● **Written exercise**: For the material that follows, list every line containing the word "pelo".

Data excerpts

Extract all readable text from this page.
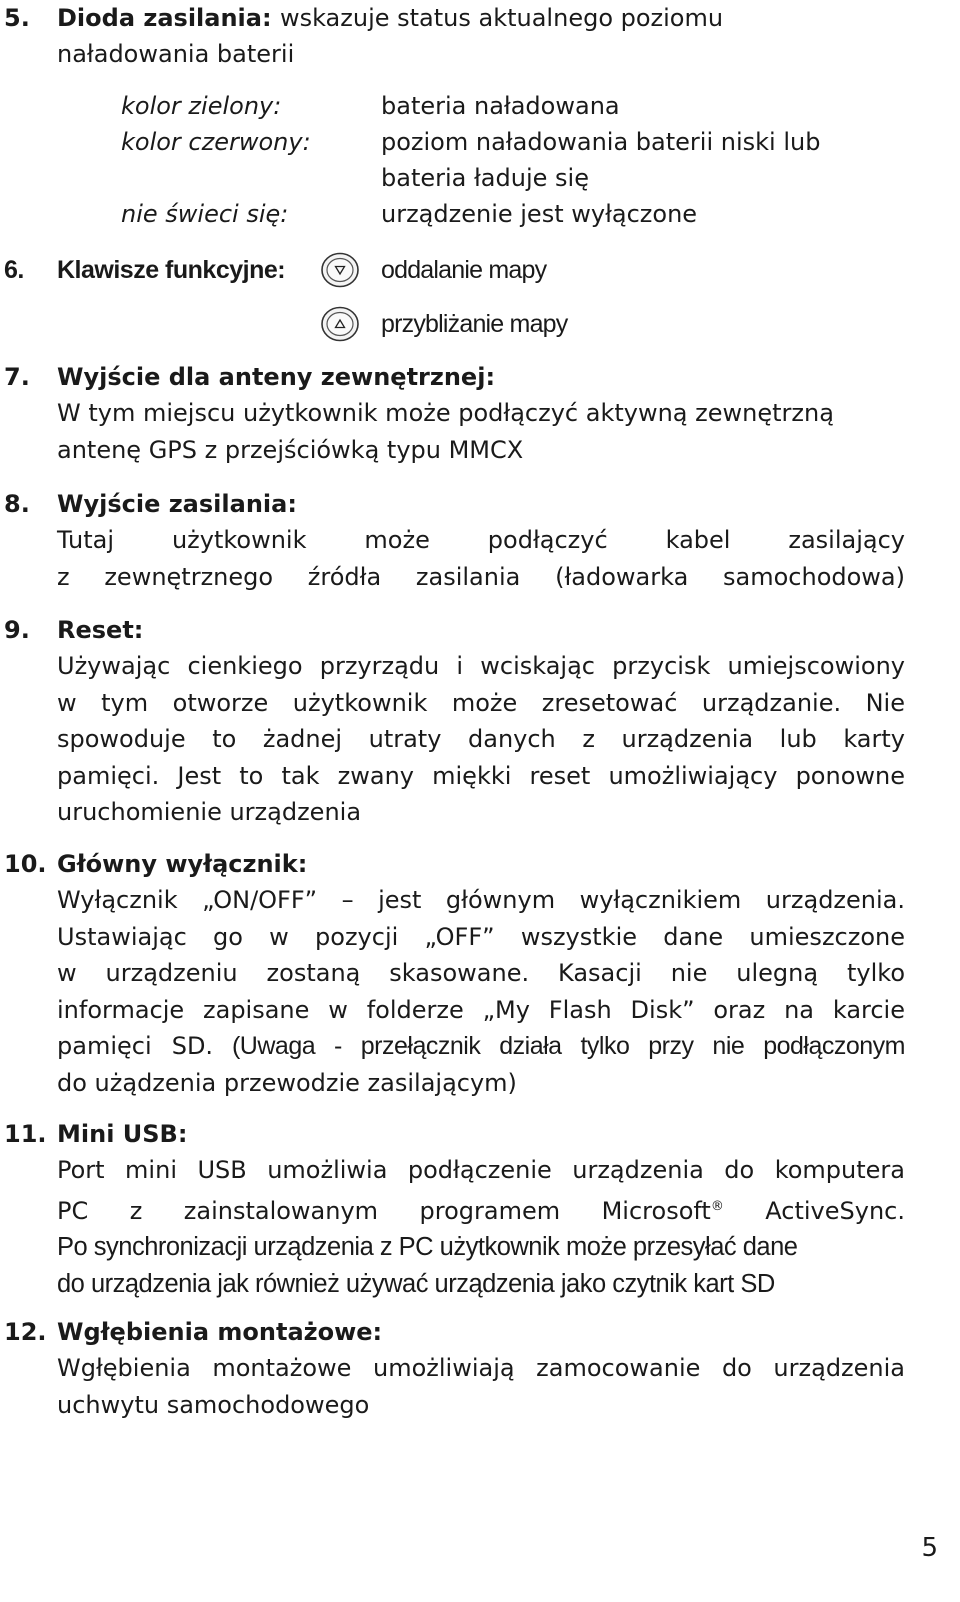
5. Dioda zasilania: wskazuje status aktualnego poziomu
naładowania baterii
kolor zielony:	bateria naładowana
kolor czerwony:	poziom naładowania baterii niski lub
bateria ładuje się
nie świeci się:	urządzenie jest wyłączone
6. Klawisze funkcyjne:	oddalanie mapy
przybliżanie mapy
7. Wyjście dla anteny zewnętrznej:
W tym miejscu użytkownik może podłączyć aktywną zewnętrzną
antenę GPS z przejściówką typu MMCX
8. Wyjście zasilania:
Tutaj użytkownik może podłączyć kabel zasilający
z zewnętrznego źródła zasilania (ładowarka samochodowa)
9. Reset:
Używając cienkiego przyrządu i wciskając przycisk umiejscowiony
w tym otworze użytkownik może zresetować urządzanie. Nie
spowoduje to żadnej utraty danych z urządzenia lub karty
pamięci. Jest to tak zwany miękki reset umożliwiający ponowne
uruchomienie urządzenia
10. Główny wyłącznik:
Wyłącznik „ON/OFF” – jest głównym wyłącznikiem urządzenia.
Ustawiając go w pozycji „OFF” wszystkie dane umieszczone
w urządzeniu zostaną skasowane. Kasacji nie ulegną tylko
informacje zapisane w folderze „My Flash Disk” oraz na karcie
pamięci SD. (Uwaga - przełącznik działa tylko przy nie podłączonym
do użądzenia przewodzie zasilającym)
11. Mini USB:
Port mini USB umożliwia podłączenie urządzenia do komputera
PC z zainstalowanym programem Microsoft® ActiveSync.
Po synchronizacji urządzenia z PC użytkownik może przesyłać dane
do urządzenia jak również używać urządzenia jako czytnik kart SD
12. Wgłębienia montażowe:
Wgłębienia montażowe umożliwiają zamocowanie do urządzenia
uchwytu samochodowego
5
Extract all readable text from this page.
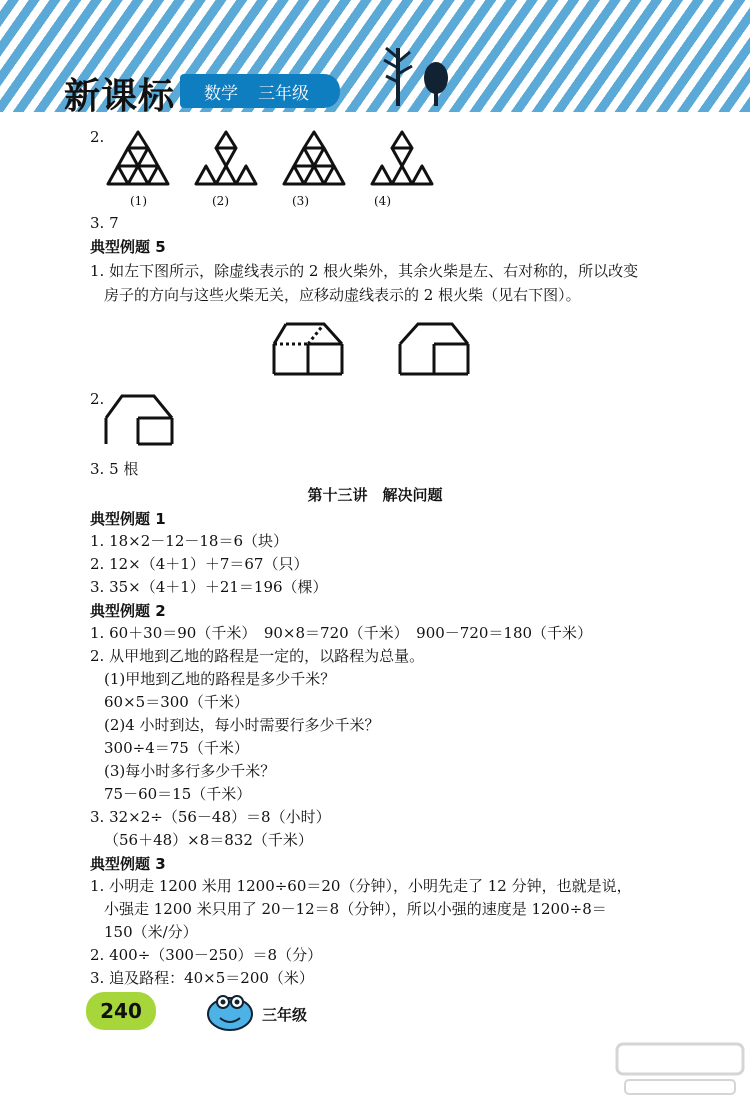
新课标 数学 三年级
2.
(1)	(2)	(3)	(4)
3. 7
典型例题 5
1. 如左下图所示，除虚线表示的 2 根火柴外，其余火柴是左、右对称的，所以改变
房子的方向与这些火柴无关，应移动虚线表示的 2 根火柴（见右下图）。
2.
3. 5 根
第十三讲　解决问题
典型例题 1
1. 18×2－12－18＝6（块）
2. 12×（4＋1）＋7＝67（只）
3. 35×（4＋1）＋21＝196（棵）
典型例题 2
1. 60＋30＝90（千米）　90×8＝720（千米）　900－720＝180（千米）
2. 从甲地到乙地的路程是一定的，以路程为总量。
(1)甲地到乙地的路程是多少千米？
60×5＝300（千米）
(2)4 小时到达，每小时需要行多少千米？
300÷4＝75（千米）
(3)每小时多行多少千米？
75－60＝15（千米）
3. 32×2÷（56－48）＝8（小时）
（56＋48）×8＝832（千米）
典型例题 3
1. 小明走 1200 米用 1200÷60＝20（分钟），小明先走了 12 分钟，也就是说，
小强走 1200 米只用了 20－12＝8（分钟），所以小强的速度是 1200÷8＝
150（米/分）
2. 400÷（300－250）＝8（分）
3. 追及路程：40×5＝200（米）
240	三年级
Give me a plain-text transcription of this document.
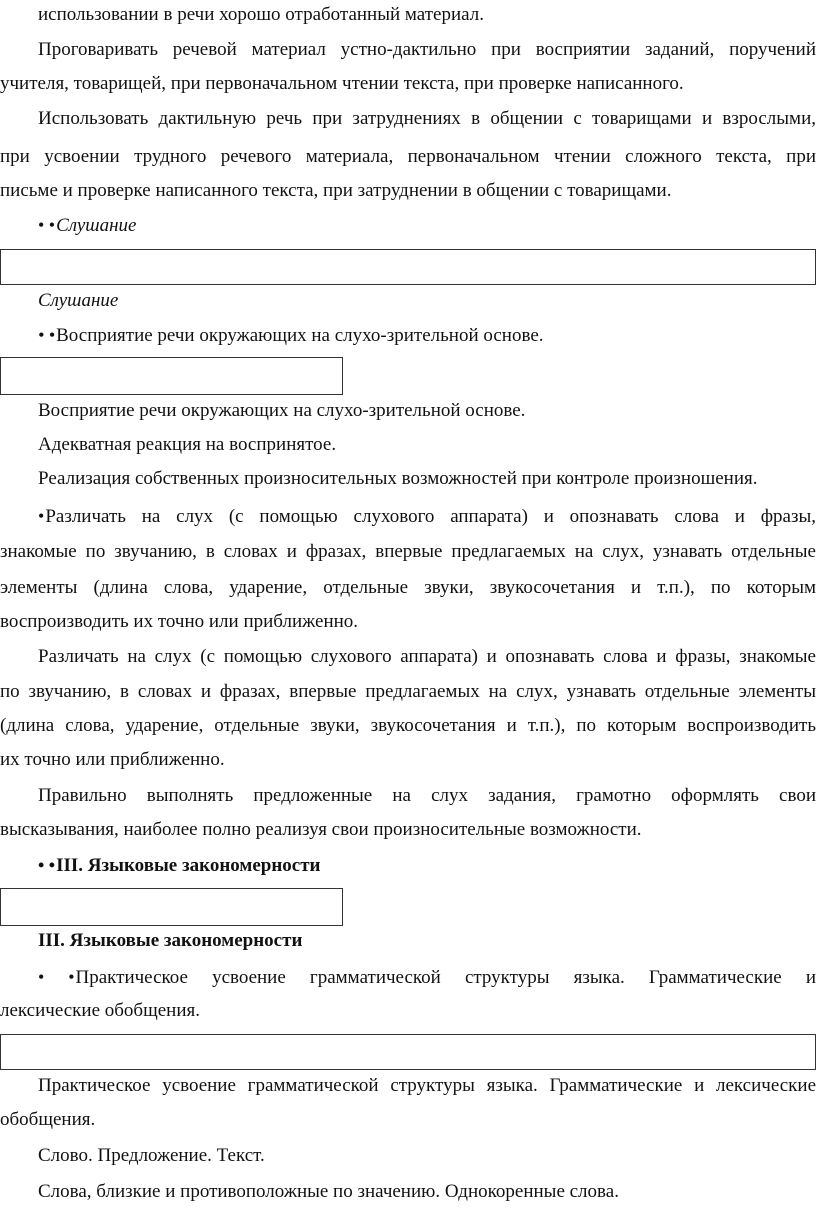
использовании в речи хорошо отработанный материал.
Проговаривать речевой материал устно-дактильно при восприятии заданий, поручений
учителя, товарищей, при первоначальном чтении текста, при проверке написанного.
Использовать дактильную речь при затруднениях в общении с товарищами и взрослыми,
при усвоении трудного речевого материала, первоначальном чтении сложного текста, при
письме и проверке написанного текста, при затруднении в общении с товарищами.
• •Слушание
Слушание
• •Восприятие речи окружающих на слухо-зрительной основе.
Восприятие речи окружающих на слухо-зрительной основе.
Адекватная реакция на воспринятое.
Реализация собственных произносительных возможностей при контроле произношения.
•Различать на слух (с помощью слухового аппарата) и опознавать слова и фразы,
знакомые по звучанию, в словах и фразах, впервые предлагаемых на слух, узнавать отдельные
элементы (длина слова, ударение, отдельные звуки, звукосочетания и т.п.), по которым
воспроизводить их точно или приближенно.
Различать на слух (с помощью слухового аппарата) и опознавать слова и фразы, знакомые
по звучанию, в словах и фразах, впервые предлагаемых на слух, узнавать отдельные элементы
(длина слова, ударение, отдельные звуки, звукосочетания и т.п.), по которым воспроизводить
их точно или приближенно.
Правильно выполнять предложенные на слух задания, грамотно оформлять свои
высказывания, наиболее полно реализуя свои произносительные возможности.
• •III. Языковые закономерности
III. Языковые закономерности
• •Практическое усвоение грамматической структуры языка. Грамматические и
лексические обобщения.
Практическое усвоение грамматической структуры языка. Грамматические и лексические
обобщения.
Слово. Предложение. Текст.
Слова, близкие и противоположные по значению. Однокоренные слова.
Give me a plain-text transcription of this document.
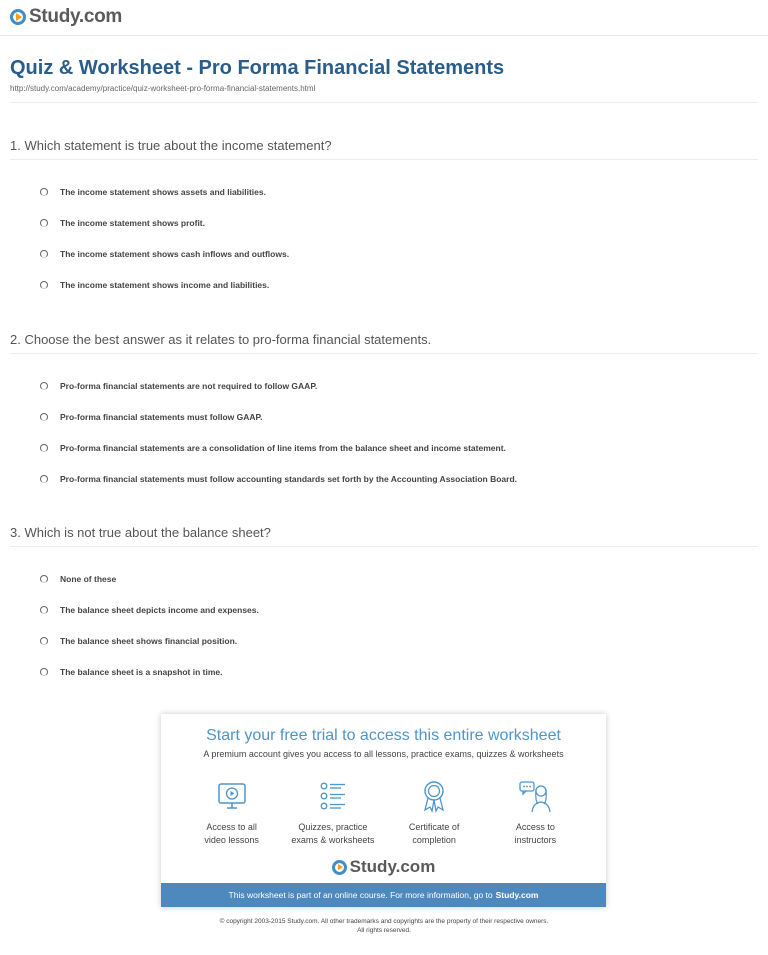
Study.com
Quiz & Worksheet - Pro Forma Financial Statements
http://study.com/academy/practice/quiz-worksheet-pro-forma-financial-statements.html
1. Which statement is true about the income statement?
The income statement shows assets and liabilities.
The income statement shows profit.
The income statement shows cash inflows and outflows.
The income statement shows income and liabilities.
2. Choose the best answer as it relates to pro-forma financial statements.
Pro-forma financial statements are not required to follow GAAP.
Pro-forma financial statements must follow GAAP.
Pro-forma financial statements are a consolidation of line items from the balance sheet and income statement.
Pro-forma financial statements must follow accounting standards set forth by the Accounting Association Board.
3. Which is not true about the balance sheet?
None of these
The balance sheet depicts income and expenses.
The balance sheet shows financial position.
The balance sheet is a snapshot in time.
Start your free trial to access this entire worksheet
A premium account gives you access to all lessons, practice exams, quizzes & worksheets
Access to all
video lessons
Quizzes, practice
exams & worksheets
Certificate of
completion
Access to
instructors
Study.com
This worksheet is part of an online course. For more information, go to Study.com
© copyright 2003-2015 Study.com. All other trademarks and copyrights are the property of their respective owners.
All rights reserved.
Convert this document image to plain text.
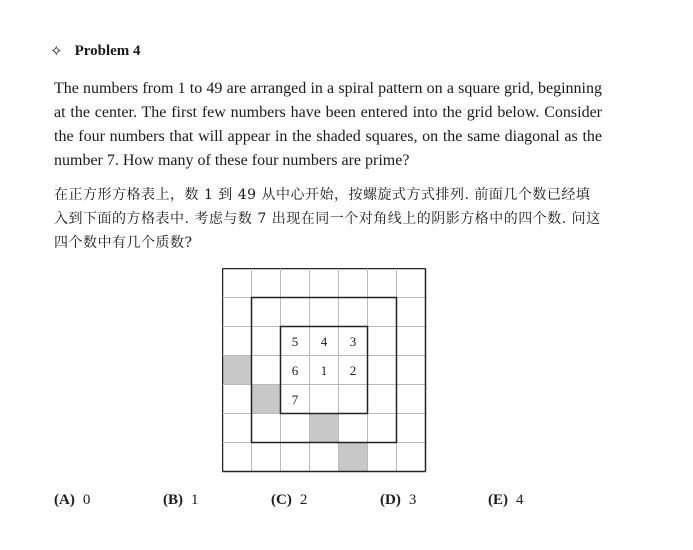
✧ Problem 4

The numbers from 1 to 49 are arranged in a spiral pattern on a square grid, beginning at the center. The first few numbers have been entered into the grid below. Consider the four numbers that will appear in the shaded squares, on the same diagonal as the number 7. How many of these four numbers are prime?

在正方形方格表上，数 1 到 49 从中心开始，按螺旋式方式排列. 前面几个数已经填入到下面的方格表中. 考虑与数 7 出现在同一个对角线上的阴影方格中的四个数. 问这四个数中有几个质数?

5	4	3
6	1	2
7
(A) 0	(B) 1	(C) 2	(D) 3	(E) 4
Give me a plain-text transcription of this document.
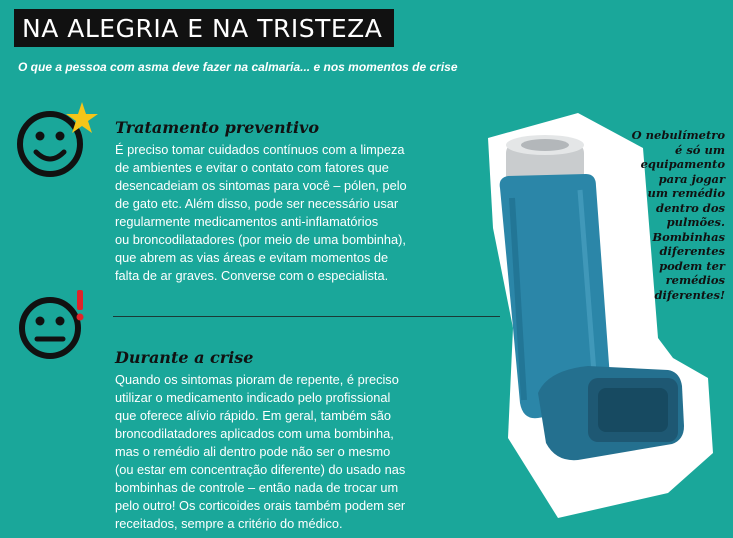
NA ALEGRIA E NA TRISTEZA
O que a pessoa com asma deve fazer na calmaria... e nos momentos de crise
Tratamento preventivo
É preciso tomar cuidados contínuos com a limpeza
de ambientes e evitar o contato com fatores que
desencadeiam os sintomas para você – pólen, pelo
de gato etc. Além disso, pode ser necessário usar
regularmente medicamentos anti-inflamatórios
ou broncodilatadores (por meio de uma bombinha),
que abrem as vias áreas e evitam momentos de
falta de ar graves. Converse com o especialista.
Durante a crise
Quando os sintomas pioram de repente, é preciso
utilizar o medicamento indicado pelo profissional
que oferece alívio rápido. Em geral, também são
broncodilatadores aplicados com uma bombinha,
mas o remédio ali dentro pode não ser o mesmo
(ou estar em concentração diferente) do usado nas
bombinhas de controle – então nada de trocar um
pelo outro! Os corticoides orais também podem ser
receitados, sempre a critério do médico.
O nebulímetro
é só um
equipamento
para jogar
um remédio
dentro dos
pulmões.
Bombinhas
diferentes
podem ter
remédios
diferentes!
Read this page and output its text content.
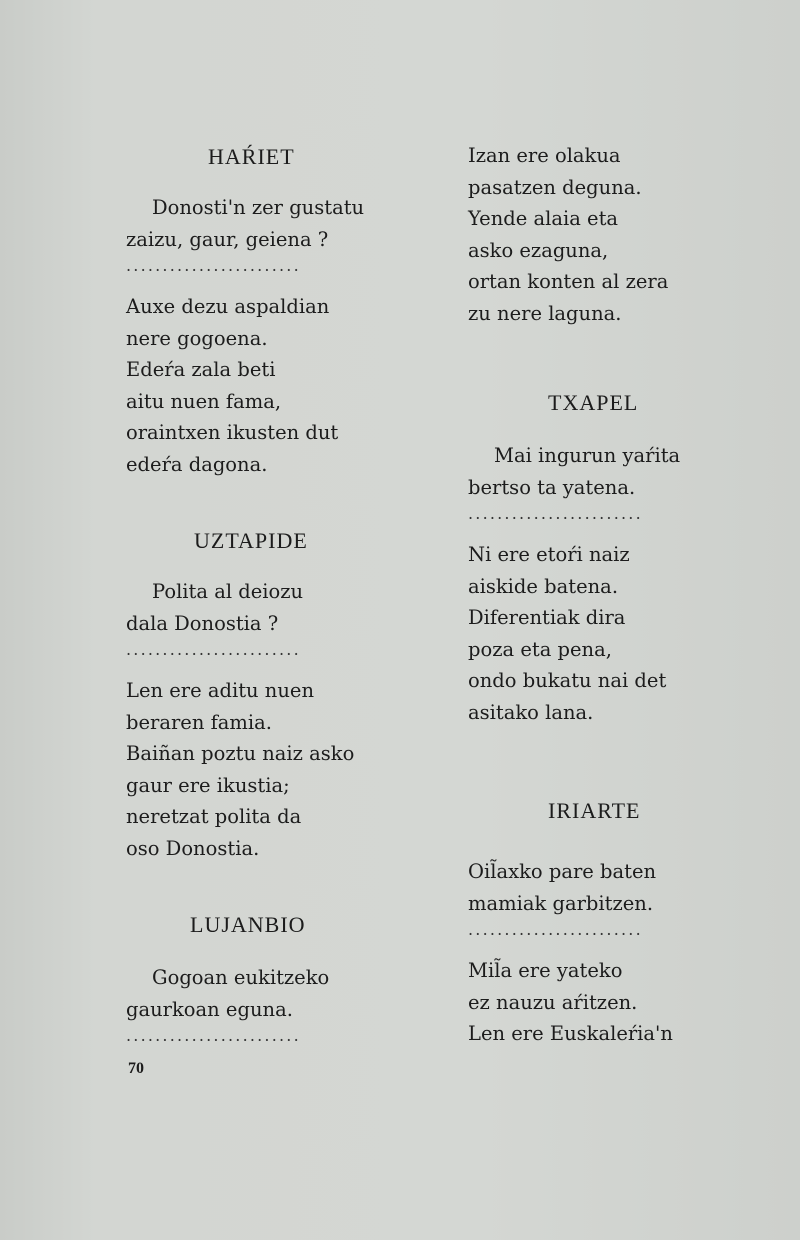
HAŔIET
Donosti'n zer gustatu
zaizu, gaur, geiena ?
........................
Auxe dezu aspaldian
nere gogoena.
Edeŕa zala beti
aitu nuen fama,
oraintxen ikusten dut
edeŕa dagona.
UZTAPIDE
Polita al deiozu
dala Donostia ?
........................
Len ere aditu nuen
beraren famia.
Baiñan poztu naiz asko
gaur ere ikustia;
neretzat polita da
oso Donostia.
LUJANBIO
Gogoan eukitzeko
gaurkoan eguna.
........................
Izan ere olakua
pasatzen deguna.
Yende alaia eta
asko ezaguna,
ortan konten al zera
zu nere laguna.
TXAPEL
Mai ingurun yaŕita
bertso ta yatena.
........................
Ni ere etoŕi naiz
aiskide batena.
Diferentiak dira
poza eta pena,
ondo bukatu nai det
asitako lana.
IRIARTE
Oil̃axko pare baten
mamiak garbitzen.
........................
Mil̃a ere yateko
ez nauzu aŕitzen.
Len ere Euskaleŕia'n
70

● **Solution to this task**:
desencadeiam os sintomas para você – pólen, pelo
utilizar o medicamento indicado pelo profissional
pelo outro! Os corticoides orais também podem ser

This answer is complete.